To do:
Go through the records, and copy each line in which the string "What" is present.

Given entries:
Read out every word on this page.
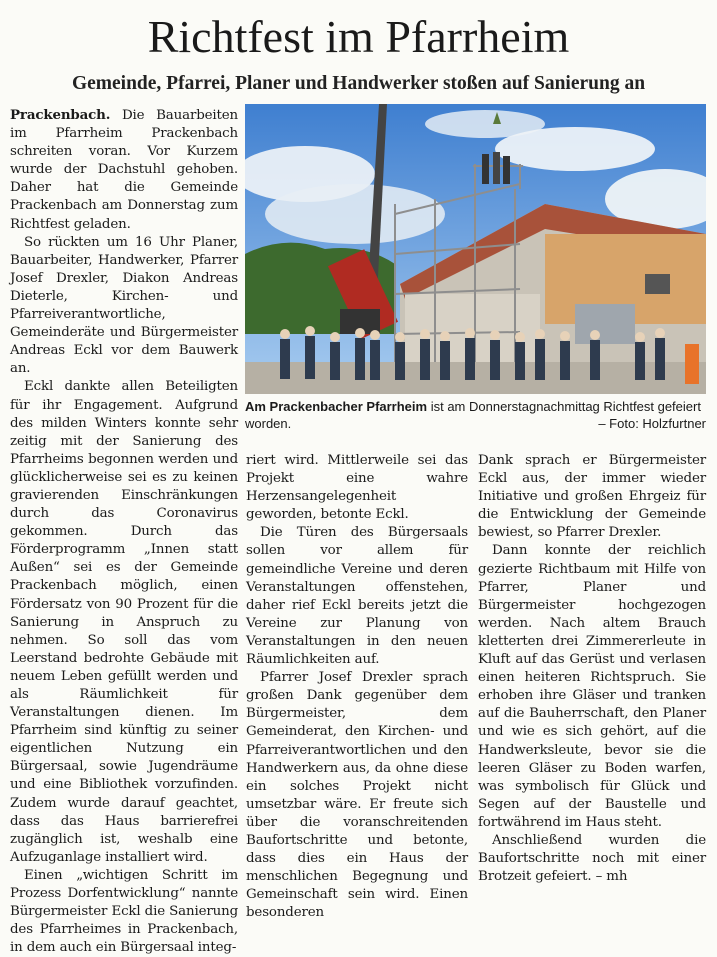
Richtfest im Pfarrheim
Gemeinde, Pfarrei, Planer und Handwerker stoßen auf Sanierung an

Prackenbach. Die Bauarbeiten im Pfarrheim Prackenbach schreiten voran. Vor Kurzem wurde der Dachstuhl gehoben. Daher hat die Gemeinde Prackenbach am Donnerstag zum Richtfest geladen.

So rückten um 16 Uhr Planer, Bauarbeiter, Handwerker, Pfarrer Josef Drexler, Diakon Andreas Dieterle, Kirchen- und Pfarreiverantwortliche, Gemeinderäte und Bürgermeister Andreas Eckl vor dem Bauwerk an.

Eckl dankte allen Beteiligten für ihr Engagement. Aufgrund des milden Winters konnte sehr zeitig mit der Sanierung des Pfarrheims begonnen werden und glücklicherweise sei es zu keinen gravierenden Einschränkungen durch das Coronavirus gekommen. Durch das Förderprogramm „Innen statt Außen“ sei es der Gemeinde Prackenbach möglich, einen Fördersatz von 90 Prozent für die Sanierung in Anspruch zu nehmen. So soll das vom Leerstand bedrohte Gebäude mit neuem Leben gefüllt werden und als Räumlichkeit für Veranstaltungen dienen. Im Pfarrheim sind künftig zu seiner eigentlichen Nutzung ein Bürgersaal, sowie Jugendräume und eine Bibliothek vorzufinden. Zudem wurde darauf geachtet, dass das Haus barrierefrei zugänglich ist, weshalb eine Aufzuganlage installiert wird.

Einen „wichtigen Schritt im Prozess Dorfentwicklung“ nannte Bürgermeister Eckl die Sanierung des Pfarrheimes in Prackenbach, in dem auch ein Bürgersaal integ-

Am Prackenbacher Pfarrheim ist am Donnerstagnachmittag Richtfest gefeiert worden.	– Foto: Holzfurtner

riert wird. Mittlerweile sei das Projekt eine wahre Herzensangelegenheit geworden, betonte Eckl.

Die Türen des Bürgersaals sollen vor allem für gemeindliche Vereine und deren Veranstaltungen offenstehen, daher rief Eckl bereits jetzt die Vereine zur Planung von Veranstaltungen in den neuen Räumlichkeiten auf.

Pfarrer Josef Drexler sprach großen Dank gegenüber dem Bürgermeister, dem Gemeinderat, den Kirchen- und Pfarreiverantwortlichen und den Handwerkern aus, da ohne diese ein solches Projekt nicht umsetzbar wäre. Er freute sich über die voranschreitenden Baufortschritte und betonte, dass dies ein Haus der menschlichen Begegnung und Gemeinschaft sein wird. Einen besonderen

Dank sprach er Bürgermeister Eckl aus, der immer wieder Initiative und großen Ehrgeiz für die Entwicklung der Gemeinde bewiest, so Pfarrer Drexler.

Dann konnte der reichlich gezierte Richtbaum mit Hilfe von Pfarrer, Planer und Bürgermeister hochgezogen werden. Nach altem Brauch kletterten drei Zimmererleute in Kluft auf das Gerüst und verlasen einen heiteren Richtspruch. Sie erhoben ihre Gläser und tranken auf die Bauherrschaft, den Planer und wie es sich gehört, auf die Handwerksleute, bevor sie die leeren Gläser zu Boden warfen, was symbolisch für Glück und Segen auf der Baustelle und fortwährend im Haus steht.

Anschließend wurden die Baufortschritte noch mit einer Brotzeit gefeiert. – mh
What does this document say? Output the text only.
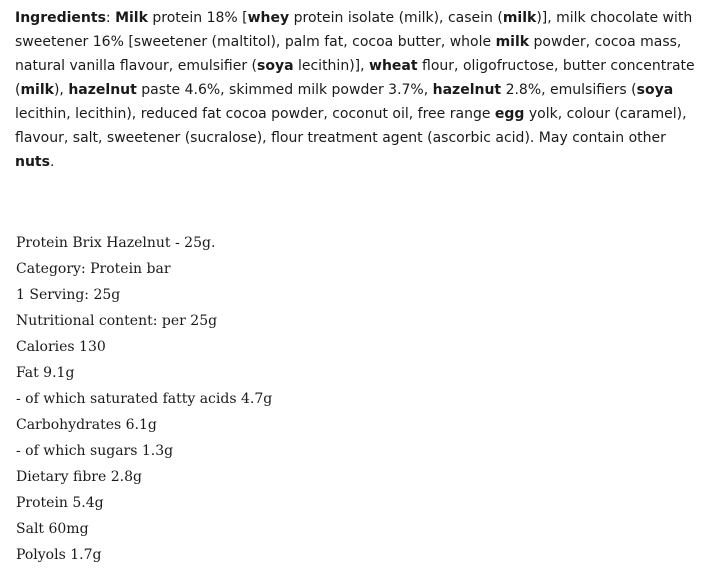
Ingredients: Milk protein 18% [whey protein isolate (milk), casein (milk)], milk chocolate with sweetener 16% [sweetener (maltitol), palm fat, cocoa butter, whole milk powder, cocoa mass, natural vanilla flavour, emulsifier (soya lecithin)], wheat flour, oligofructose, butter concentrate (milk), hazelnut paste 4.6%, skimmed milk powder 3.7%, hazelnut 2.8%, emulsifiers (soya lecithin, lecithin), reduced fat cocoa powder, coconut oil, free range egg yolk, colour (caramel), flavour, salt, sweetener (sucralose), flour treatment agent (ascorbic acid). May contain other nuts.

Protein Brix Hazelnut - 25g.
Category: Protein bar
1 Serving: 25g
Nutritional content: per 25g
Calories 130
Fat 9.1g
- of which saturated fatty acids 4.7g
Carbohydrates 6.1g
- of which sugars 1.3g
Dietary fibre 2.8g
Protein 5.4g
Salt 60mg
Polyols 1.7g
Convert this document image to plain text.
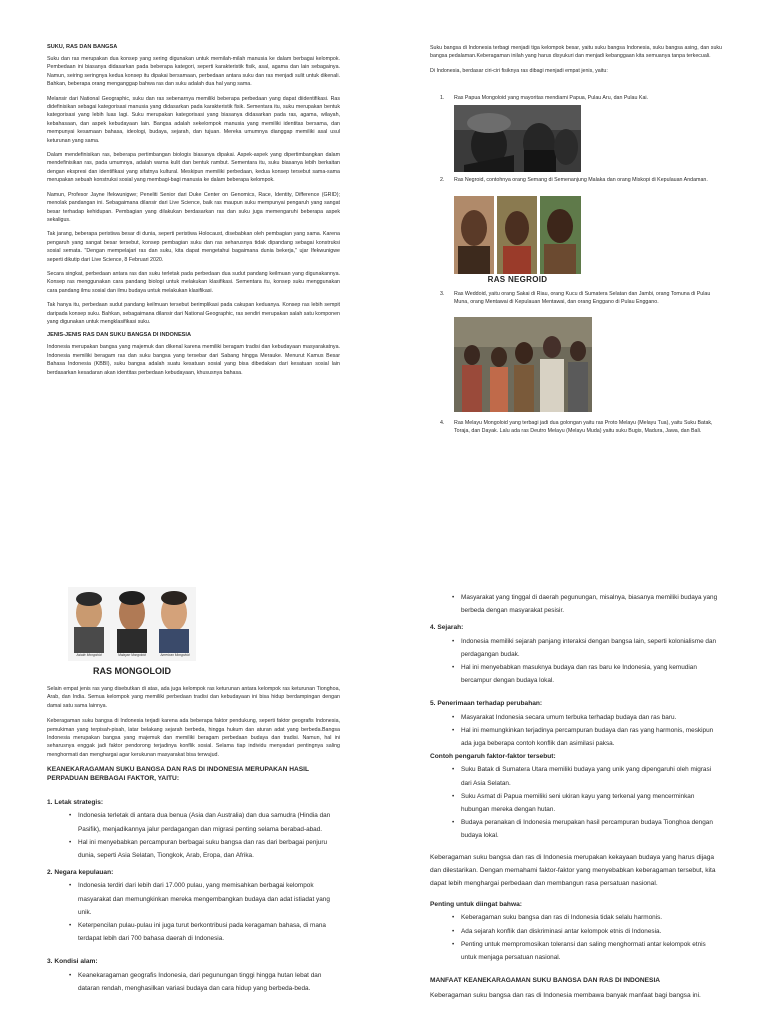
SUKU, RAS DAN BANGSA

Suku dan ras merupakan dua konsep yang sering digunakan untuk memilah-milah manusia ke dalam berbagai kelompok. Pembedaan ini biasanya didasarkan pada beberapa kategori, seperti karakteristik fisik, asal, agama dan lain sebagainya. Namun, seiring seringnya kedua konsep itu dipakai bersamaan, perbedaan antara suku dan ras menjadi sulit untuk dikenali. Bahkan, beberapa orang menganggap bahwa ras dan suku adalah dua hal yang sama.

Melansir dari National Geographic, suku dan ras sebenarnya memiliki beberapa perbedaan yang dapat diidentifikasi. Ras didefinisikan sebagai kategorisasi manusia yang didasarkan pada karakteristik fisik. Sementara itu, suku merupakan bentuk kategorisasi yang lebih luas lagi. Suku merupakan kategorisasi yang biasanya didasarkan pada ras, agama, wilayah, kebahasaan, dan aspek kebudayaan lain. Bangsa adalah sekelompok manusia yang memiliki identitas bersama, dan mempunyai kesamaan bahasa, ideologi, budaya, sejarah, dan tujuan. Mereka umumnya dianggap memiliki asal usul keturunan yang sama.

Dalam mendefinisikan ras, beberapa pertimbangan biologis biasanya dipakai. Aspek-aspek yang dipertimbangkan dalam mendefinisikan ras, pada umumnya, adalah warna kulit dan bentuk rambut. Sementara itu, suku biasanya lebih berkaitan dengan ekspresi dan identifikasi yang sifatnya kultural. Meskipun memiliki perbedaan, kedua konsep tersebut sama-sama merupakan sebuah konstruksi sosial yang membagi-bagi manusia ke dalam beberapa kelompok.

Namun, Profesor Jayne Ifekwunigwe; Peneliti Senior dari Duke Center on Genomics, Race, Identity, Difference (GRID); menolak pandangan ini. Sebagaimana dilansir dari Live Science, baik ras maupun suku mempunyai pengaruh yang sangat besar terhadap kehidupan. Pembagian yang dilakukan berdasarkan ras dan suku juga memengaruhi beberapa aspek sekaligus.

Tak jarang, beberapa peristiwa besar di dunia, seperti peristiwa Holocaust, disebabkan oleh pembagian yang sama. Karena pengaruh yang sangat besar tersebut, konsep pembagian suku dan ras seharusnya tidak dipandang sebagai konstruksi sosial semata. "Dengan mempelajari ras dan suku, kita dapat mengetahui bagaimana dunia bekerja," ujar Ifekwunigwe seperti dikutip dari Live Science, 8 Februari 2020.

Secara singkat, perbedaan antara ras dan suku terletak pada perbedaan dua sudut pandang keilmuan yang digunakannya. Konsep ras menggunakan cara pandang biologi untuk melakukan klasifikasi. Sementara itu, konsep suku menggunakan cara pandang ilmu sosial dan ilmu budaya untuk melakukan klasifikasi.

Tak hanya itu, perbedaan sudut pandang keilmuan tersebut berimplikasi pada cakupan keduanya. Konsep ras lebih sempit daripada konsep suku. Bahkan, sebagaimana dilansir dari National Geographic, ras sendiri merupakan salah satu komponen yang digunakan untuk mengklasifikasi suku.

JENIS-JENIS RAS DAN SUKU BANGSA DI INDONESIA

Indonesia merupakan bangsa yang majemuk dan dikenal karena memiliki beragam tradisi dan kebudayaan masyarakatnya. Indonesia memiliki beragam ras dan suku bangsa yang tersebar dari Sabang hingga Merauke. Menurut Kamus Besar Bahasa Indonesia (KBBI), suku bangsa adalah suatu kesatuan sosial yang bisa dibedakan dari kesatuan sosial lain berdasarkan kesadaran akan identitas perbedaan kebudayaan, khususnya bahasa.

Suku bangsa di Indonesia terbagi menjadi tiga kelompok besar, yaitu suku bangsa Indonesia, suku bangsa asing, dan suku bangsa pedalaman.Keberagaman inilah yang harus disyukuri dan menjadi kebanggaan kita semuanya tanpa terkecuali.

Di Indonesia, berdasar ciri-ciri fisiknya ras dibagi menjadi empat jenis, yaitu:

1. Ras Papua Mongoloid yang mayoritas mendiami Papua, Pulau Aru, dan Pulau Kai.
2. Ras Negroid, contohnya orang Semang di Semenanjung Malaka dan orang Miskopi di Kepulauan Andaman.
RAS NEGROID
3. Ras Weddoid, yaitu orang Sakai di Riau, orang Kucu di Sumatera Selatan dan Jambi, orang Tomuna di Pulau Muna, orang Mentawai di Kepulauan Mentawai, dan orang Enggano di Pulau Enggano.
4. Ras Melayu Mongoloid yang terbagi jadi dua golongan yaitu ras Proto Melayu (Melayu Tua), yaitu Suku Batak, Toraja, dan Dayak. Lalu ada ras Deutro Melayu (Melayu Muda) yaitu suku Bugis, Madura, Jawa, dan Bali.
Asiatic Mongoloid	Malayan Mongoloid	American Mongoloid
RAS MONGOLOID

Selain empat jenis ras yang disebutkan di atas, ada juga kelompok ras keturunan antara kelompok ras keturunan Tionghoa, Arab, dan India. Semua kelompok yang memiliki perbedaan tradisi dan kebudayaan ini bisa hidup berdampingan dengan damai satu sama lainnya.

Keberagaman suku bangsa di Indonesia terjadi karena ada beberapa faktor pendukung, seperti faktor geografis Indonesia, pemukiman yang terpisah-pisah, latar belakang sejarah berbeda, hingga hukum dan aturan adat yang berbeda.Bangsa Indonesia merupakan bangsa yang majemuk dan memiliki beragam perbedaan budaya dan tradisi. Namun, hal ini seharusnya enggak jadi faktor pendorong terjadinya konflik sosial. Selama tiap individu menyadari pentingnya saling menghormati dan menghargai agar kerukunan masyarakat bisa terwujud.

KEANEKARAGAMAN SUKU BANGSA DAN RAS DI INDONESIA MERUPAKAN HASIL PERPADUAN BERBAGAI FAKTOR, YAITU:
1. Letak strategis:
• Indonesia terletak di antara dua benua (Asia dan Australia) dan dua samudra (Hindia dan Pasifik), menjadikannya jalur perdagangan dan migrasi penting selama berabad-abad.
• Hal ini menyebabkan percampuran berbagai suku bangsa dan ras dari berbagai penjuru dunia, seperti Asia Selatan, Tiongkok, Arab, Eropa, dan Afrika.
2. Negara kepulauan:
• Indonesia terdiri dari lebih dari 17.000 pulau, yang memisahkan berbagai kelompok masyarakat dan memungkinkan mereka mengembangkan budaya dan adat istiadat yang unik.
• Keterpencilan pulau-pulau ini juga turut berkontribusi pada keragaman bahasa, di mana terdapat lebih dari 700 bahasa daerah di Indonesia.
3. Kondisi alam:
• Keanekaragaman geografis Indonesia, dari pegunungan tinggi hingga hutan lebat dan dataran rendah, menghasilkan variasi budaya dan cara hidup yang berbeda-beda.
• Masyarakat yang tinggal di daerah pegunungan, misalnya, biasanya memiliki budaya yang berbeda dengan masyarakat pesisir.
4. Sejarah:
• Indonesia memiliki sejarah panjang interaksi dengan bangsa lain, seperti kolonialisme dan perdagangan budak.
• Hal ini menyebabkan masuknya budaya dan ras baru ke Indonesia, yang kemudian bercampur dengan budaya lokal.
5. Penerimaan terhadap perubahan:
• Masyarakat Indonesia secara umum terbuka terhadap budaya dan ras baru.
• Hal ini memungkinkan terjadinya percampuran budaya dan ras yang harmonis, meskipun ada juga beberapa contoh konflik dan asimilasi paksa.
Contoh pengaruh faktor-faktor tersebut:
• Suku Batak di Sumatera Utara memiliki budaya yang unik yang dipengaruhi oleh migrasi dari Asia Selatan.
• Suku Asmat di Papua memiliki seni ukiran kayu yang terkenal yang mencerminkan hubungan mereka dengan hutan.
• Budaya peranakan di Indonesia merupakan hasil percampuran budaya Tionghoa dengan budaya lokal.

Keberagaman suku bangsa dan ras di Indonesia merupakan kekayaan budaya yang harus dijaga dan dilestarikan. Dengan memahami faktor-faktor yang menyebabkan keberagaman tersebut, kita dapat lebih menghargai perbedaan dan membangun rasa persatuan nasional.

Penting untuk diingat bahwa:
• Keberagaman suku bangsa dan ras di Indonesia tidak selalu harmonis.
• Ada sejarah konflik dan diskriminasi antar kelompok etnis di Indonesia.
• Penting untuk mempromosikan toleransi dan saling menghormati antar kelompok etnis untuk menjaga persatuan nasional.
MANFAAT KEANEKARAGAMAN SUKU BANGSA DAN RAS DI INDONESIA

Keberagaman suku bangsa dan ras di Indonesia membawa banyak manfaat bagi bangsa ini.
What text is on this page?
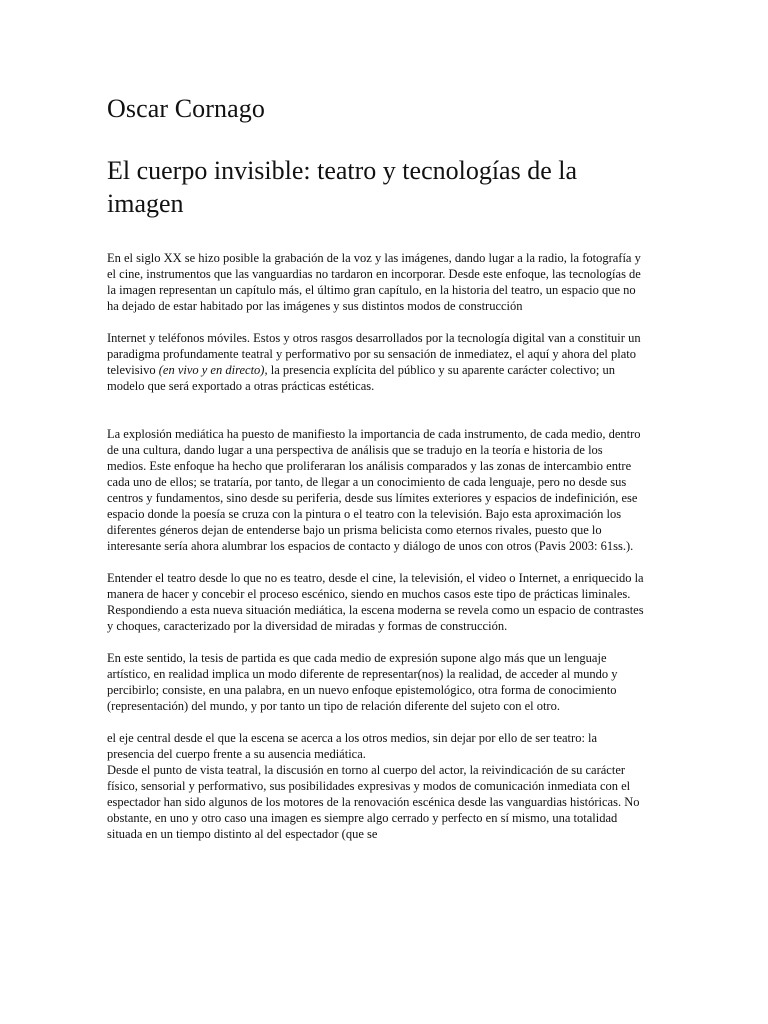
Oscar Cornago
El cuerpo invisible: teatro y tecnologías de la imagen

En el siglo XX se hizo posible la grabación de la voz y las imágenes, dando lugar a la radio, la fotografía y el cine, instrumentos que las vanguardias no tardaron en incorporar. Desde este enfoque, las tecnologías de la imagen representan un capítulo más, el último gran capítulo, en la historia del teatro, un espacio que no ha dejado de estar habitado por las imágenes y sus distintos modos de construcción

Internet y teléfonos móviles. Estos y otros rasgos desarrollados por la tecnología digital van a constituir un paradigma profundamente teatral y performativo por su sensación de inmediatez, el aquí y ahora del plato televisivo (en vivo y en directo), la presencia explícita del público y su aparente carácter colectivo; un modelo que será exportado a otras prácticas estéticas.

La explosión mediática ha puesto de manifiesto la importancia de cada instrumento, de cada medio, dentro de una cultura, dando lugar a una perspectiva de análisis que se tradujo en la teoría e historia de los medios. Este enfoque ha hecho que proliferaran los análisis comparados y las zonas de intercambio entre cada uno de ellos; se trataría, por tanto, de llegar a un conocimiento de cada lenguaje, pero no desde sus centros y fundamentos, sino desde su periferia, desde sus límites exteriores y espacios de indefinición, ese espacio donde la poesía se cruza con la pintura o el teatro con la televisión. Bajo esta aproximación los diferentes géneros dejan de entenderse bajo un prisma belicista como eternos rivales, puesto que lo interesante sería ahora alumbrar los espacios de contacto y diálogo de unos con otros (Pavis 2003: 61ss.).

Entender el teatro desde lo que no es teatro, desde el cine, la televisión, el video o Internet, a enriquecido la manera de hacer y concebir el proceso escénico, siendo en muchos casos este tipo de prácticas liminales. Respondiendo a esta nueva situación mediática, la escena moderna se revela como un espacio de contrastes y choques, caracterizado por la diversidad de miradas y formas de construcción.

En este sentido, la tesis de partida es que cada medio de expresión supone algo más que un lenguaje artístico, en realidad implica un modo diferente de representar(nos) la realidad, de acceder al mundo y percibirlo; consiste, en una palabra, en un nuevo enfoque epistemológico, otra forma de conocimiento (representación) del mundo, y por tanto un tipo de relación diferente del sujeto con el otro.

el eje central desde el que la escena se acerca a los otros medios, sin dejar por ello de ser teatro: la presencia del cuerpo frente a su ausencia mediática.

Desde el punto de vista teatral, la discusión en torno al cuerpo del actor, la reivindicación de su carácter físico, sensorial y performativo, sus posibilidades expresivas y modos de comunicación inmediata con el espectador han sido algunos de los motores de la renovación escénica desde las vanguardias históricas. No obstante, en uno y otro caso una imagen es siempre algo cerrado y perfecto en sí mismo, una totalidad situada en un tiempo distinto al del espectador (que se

Task solution:
What does this document say? Output the text only.
What text is on this page?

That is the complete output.